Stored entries
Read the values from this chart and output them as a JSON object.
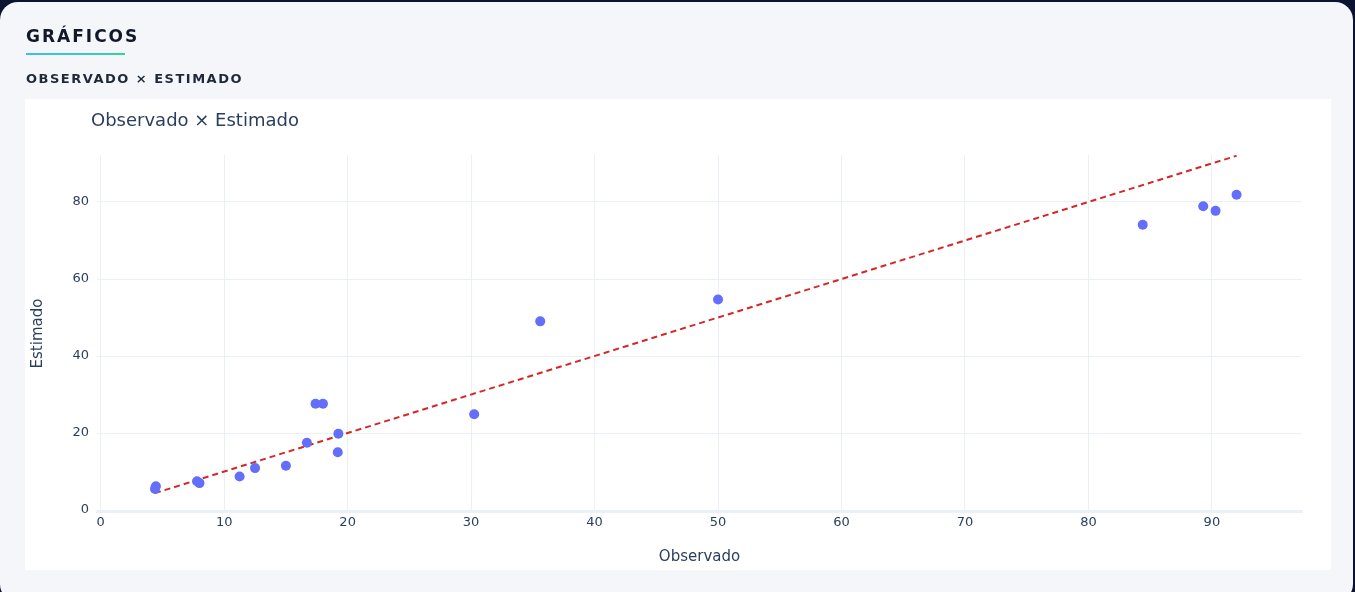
{
  "chart_data": {
    "type": "scatter",
    "title": "Observado × Estimado",
    "xlabel": "Observado",
    "ylabel": "Estimado",
    "annotations": [
      "GRÁFICOS",
      "OBSERVADO × ESTIMADO"
    ],
    "xlim": [
      -0.3,
      97.3
    ],
    "ylim": [
      -0.5,
      92.2
    ],
    "xticks": [
      0,
      10,
      20,
      30,
      40,
      50,
      60,
      70,
      80,
      90
    ],
    "yticks": [
      0,
      20,
      40,
      60,
      80
    ],
    "grid": true,
    "legend": false,
    "marker": "circle",
    "series": [
      {
        "type": "scatter",
        "color": "#636efa",
        "x": [
          4.47,
          4.4,
          7.8,
          8.0,
          11.25,
          12.5,
          15.0,
          16.7,
          17.4,
          18.0,
          19.25,
          19.2,
          30.25,
          35.6,
          50.0,
          84.4,
          89.3,
          90.3,
          92.0
        ],
        "values": [
          6.2,
          5.5,
          7.5,
          7.0,
          8.7,
          10.9,
          11.5,
          17.5,
          27.6,
          27.6,
          19.8,
          15.0,
          24.9,
          49.0,
          54.7,
          74.1,
          78.9,
          77.7,
          81.9
        ]
      },
      {
        "type": "line",
        "color": "#d62728",
        "line_style": "dashed",
        "marker": "none",
        "x": [
          4.4,
          92.0
        ],
        "values": [
          4.4,
          92.0
        ]
      }
    ]
  }
}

**Exercise objective**
Copy all lines from the data that hold the word "type".

**Exercise response**
    "type": "scatter",
        "type": "scatter",
        "type": "line",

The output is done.